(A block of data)
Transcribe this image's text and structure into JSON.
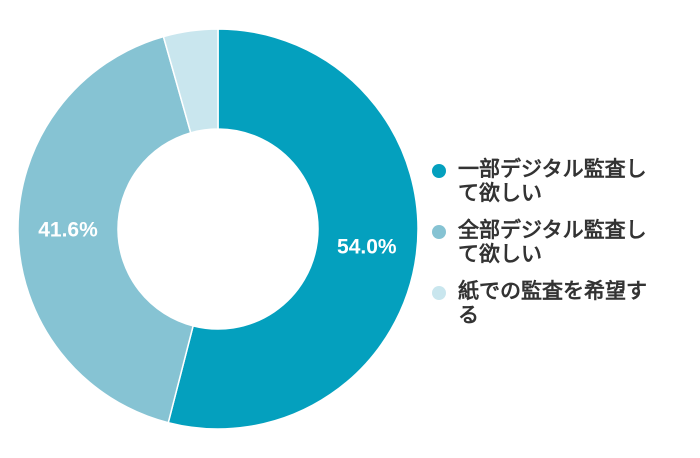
{
  "chart_data": {
    "type": "donut",
    "categories": [
      "一部デジタル監査して欲しい",
      "全部デジタル監査して欲しい",
      "紙での監査を希望する"
    ],
    "values": [
      54.0,
      41.6,
      4.4
    ],
    "value_labels": [
      "54.0%",
      "41.6%",
      null
    ],
    "colors": [
      "#04a0be",
      "#86c3d3",
      "#c9e6ee"
    ],
    "legend": "right"
  }
}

> **Work to complete**:
Your copy should hold every record word for word and none of the pictures.

> **The answer**:
Transcribe this image's text and structure into JSON.
{
  "chart_data": {
    "type": "donut",
    "categories": [
      "一部デジタル監査して欲しい",
      "全部デジタル監査して欲しい",
      "紙での監査を希望する"
    ],
    "values": [
      54.0,
      41.6,
      4.4
    ],
    "value_labels": [
      "54.0%",
      "41.6%",
      null
    ],
    "colors": [
      "#04a0be",
      "#86c3d3",
      "#c9e6ee"
    ],
    "legend": "right"
  }
}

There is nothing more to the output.